** What the exercise asks **
Filter this data down to the lines that hold "words", and copy them.

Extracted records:
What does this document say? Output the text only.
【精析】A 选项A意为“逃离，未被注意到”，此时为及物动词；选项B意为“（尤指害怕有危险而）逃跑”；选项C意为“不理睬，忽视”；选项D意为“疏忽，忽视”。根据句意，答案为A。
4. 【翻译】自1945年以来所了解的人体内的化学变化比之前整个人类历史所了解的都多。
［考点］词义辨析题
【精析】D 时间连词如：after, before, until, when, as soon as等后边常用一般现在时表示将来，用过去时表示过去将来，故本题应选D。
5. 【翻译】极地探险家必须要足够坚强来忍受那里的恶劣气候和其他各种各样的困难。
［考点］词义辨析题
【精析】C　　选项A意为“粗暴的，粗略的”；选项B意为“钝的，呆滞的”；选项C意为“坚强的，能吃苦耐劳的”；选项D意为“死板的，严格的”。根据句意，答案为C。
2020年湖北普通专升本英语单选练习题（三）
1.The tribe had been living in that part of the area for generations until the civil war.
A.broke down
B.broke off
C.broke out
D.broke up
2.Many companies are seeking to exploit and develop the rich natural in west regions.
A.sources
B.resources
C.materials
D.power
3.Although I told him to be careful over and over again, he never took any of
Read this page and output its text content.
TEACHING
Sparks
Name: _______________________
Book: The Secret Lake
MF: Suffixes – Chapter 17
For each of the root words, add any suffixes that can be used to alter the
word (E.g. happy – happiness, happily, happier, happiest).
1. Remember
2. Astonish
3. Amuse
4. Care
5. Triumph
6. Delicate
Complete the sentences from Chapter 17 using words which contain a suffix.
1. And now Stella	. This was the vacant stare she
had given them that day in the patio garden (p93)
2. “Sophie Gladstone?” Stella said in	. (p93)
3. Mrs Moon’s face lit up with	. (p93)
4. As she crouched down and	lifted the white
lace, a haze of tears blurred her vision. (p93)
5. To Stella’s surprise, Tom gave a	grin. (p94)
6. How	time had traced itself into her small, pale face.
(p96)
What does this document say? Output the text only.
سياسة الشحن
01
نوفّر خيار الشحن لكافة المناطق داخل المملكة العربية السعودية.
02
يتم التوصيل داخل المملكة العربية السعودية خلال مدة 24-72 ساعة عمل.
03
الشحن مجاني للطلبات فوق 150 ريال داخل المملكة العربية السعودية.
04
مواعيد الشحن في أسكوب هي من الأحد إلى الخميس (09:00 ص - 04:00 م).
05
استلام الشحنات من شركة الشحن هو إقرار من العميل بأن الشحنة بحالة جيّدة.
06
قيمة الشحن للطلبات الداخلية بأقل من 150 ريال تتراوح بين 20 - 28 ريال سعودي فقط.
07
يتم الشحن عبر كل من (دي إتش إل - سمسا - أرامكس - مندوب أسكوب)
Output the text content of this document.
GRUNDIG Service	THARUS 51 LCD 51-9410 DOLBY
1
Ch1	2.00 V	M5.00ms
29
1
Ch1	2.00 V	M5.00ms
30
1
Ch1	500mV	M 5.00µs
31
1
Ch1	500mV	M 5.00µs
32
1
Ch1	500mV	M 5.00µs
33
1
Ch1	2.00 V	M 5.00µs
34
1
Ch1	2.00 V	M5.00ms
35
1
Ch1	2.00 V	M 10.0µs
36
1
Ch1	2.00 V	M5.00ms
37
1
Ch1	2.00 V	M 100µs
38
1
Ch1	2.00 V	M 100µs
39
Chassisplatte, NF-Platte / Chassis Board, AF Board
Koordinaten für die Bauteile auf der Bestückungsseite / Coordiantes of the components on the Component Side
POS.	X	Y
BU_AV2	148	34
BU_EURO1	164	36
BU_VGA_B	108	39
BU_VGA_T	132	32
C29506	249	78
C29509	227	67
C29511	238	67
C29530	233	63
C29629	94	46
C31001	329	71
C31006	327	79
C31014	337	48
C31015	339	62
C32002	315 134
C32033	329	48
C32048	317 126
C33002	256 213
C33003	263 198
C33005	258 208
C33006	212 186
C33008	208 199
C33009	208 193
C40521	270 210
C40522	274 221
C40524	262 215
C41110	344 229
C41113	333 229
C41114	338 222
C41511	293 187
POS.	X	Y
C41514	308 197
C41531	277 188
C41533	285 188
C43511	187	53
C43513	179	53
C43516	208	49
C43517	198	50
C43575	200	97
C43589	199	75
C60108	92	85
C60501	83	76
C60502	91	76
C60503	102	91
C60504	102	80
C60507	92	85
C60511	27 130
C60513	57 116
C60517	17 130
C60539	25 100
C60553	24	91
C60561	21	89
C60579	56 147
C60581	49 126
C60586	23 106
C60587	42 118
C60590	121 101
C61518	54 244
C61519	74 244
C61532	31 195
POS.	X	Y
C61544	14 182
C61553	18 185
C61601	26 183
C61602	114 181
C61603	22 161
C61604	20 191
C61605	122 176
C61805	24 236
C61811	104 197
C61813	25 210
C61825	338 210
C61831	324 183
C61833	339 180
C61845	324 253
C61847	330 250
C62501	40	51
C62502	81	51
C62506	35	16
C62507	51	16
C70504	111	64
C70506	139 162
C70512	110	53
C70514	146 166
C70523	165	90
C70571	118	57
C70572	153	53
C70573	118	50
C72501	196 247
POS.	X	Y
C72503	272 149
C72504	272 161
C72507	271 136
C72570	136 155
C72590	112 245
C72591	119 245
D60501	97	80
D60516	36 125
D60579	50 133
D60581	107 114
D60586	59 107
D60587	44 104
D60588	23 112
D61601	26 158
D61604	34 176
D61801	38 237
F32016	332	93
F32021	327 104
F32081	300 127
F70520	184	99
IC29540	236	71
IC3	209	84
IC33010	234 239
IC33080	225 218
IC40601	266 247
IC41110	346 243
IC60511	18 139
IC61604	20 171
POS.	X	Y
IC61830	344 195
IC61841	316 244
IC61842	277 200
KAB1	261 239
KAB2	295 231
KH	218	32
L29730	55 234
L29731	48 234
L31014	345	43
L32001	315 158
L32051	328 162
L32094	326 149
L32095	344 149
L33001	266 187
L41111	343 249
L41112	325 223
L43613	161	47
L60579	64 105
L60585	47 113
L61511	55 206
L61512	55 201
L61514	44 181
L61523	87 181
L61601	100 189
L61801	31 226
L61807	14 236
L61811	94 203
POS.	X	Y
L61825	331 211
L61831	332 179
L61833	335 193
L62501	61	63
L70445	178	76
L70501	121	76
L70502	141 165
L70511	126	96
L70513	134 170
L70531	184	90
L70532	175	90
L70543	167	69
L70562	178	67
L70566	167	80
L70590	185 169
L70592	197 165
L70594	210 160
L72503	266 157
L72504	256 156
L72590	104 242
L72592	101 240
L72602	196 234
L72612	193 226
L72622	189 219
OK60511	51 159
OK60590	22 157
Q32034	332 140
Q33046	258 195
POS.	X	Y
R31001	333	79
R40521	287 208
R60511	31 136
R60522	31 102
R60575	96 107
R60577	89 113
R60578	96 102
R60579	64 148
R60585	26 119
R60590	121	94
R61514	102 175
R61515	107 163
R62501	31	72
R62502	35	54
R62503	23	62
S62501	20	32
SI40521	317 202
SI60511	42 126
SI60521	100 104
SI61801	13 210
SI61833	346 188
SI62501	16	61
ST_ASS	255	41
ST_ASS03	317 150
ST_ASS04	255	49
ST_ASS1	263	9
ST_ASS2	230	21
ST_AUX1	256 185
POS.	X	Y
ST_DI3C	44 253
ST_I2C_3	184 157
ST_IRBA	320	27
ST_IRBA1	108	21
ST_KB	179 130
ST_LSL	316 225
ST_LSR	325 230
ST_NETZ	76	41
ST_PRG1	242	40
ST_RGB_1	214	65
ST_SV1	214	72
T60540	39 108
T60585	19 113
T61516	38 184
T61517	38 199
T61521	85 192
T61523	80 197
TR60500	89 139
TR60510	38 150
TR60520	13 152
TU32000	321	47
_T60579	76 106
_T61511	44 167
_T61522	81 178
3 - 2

** The output **
For each of the root words, add any suffixes that can be used to alter the
Complete the sentences from Chapter 17 using words which contain a suffix.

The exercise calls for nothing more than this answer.